* **TASK STATEMENT**:
From the listing below, pull out the lines that hold "executed".
**** ITEMS ****
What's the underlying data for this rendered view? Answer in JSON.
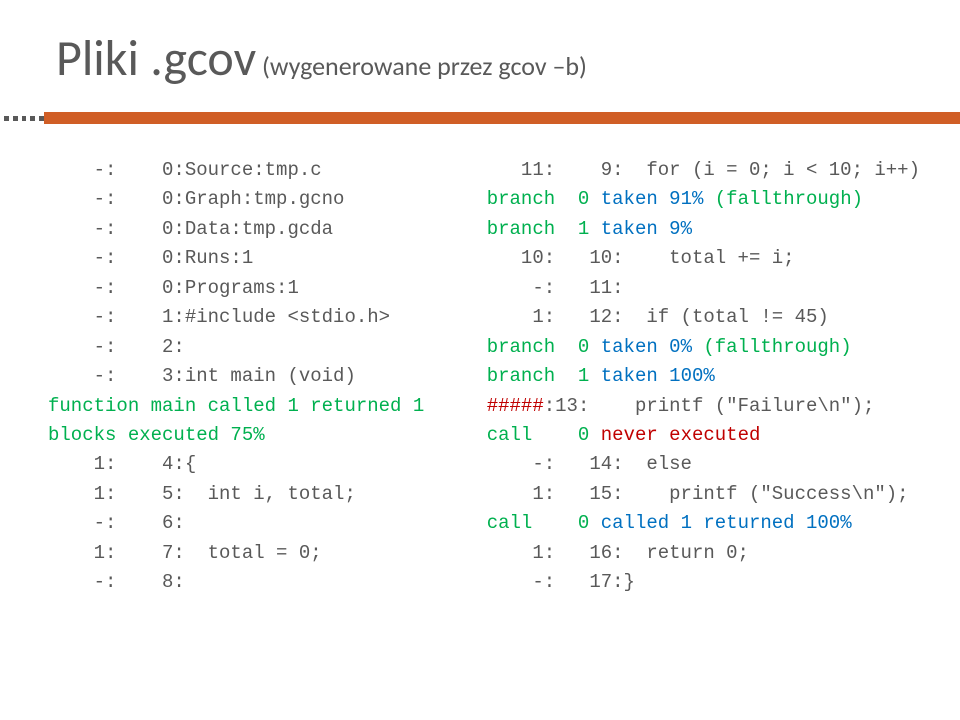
{
  "title": {
    "main": "Pliki .gcov",
    "sub": " (wygenerowane przez gcov –b)",
    "main_color": "#595959",
    "sub_color": "#595959",
    "main_fontsize": 50,
    "sub_fontsize": 26
  },
  "bar": {
    "color": "#d05e26",
    "dot_color": "#595959"
  },
  "code": {
    "font_family": "Courier New",
    "font_size": 19,
    "default_color": "#595959",
    "green": "#00b04f",
    "red": "#c00000",
    "blue": "#0070c0"
  },
  "left": {
    "l1": "    -:    0:Source:tmp.c",
    "l2": "    -:    0:Graph:tmp.gcno",
    "l3": "    -:    0:Data:tmp.gcda",
    "l4": "    -:    0:Runs:1",
    "l5": "    -:    0:Programs:1",
    "l6": "    -:    1:#include <stdio.h>",
    "l7": "    -:    2:",
    "l8": "    -:    3:int main (void)",
    "l9a": "function main called 1 returned 1",
    "l9b": "blocks executed 75%",
    "l10": "    1:    4:{",
    "l11": "    1:    5:  int i, total;",
    "l12": "    -:    6:",
    "l13": "    1:    7:  total = 0;",
    "l14": "    -:    8:"
  },
  "right": {
    "l1": "   11:    9:  for (i = 0; i < 10; i++)",
    "l2a": "branch  0 ",
    "l2b": "taken 91%",
    "l2c": " (fallthrough)",
    "l3a": "branch  1 ",
    "l3b": "taken 9%",
    "l4": "   10:   10:    total += i;",
    "l5": "    -:   11:",
    "l6": "    1:   12:  if (total != 45)",
    "l7a": "branch  0 ",
    "l7b": "taken 0%",
    "l7c": " (fallthrough)",
    "l8a": "branch  1 ",
    "l8b": "taken 100%",
    "l9a": "#####",
    "l9b": ":13:    printf (\"Failure\\n\");",
    "l10a": "call    0 ",
    "l10b": "never executed",
    "l11": "    -:   14:  else",
    "l12": "    1:   15:    printf (\"Success\\n\");",
    "l13a": "call    0 ",
    "l13b": "called 1 returned 100%",
    "l14": "    1:   16:  return 0;",
    "l15": "    -:   17:}"
  }
}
****
* **FINAL ANSWER**:
    "l9b": "blocks executed 75%",
    "l10b": "never executed",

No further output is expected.